(ENTRIES SUPPLIED)

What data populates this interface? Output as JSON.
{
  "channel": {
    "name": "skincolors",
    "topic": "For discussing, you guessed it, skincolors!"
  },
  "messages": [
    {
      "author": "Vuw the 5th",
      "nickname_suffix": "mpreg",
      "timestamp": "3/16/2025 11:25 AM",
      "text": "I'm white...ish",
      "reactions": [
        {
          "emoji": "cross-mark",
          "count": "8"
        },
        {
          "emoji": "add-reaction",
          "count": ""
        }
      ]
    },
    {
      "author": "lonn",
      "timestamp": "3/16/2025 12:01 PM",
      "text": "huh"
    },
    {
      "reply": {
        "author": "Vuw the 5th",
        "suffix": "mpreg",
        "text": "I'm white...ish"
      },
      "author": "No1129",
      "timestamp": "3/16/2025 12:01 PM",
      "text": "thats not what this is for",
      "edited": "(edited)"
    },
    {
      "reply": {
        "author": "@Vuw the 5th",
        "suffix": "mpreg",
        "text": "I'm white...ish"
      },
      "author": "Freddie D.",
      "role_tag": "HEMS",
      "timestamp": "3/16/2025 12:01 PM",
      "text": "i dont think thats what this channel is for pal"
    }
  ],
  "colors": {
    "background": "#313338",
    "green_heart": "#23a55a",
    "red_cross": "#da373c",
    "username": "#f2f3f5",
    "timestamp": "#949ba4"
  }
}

(WHAT TO WORK ON) Copy each line above where the string "skincolors" occurs.

(TASK RESPONSE)
    "name": "skincolors",
    "topic": "For discussing, you guessed it, skincolors!"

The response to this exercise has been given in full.